* _EXERCISE BRIEF_: All of the material below is to be returned exactly.

[RECORDS FOR THE TASK start]

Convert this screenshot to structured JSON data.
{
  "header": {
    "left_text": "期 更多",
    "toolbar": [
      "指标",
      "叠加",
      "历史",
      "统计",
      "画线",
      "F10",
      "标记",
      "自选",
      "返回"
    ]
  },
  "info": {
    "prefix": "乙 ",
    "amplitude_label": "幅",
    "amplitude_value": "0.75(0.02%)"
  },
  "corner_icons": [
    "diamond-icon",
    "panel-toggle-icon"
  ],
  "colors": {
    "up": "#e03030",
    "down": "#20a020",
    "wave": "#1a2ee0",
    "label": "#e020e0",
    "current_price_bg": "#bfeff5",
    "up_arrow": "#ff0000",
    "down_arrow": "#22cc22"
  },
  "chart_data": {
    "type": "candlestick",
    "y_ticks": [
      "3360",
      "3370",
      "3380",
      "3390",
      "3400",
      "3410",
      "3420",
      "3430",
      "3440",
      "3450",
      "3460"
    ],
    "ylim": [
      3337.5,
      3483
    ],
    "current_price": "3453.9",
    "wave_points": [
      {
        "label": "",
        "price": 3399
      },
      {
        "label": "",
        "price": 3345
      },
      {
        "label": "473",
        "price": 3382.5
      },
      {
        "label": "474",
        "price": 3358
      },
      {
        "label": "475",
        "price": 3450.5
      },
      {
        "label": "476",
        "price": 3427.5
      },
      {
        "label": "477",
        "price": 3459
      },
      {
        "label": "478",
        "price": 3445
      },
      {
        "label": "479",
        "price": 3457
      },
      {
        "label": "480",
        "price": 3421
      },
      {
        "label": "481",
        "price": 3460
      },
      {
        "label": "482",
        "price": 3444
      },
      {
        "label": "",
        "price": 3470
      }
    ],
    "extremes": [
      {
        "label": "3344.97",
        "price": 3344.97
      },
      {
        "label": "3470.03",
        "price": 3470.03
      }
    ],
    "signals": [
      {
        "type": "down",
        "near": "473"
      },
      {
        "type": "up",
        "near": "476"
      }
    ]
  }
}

[RECORDS FOR THE TASK end]

* _CORRECT RESULT_:
Convert this screenshot to structured JSON data.
{
  "header": {
    "left_text": "期 更多",
    "toolbar": [
      "指标",
      "叠加",
      "历史",
      "统计",
      "画线",
      "F10",
      "标记",
      "自选",
      "返回"
    ]
  },
  "info": {
    "prefix": "乙 ",
    "amplitude_label": "幅",
    "amplitude_value": "0.75(0.02%)"
  },
  "corner_icons": [
    "diamond-icon",
    "panel-toggle-icon"
  ],
  "colors": {
    "up": "#e03030",
    "down": "#20a020",
    "wave": "#1a2ee0",
    "label": "#e020e0",
    "current_price_bg": "#bfeff5",
    "up_arrow": "#ff0000",
    "down_arrow": "#22cc22"
  },
  "chart_data": {
    "type": "candlestick",
    "y_ticks": [
      "3360",
      "3370",
      "3380",
      "3390",
      "3400",
      "3410",
      "3420",
      "3430",
      "3440",
      "3450",
      "3460"
    ],
    "ylim": [
      3337.5,
      3483
    ],
    "current_price": "3453.9",
    "wave_points": [
      {
        "label": "",
        "price": 3399
      },
      {
        "label": "",
        "price": 3345
      },
      {
        "label": "473",
        "price": 3382.5
      },
      {
        "label": "474",
        "price": 3358
      },
      {
        "label": "475",
        "price": 3450.5
      },
      {
        "label": "476",
        "price": 3427.5
      },
      {
        "label": "477",
        "price": 3459
      },
      {
        "label": "478",
        "price": 3445
      },
      {
        "label": "479",
        "price": 3457
      },
      {
        "label": "480",
        "price": 3421
      },
      {
        "label": "481",
        "price": 3460
      },
      {
        "label": "482",
        "price": 3444
      },
      {
        "label": "",
        "price": 3470
      }
    ],
    "extremes": [
      {
        "label": "3344.97",
        "price": 3344.97
      },
      {
        "label": "3470.03",
        "price": 3470.03
      }
    ],
    "signals": [
      {
        "type": "down",
        "near": "473"
      },
      {
        "type": "up",
        "near": "476"
      }
    ]
  }
}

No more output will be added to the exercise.